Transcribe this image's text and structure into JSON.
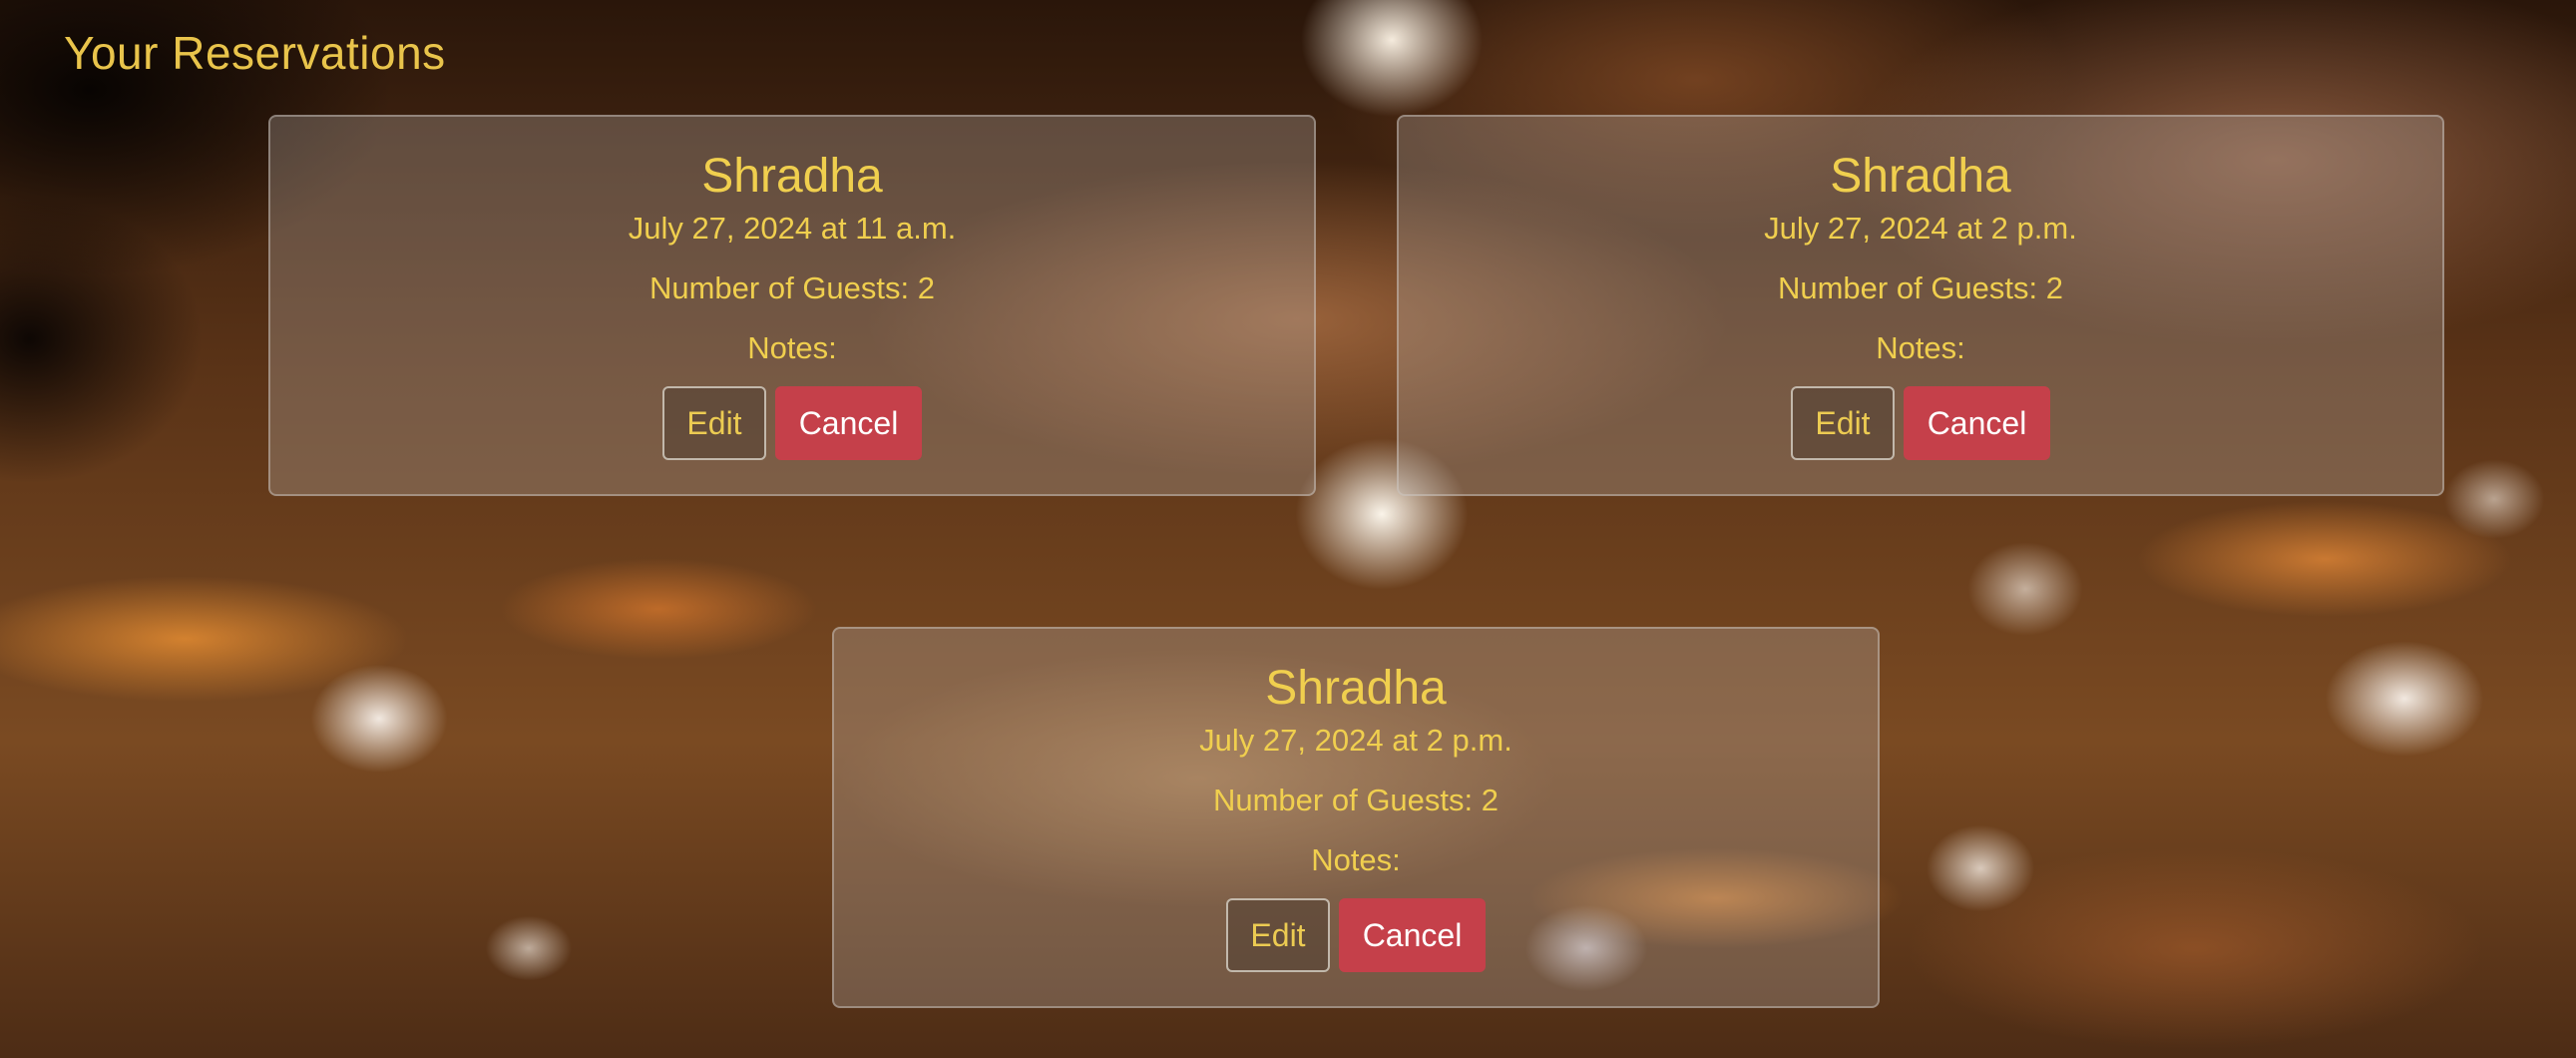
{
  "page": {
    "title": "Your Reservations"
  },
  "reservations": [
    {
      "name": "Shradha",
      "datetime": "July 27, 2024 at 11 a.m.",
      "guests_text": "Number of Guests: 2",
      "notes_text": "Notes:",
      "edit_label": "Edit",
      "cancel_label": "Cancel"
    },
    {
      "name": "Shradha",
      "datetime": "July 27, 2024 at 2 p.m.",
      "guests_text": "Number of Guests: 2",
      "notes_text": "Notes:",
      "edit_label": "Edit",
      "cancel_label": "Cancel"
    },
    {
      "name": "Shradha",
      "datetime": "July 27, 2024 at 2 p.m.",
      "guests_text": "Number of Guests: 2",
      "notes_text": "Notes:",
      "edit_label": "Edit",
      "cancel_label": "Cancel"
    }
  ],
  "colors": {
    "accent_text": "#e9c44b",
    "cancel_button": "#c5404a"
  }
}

★ ★ ★ ★

> [Task goal] Reproduce the material word for word. Any pictures should be left out of the copy.

> [Correct answer]
Transcribe this image's text and structure into JSON.
{
  "page": {
    "title": "Your Reservations"
  },
  "reservations": [
    {
      "name": "Shradha",
      "datetime": "July 27, 2024 at 11 a.m.",
      "guests_text": "Number of Guests: 2",
      "notes_text": "Notes:",
      "edit_label": "Edit",
      "cancel_label": "Cancel"
    },
    {
      "name": "Shradha",
      "datetime": "July 27, 2024 at 2 p.m.",
      "guests_text": "Number of Guests: 2",
      "notes_text": "Notes:",
      "edit_label": "Edit",
      "cancel_label": "Cancel"
    },
    {
      "name": "Shradha",
      "datetime": "July 27, 2024 at 2 p.m.",
      "guests_text": "Number of Guests: 2",
      "notes_text": "Notes:",
      "edit_label": "Edit",
      "cancel_label": "Cancel"
    }
  ],
  "colors": {
    "accent_text": "#e9c44b",
    "cancel_button": "#c5404a"
  }
}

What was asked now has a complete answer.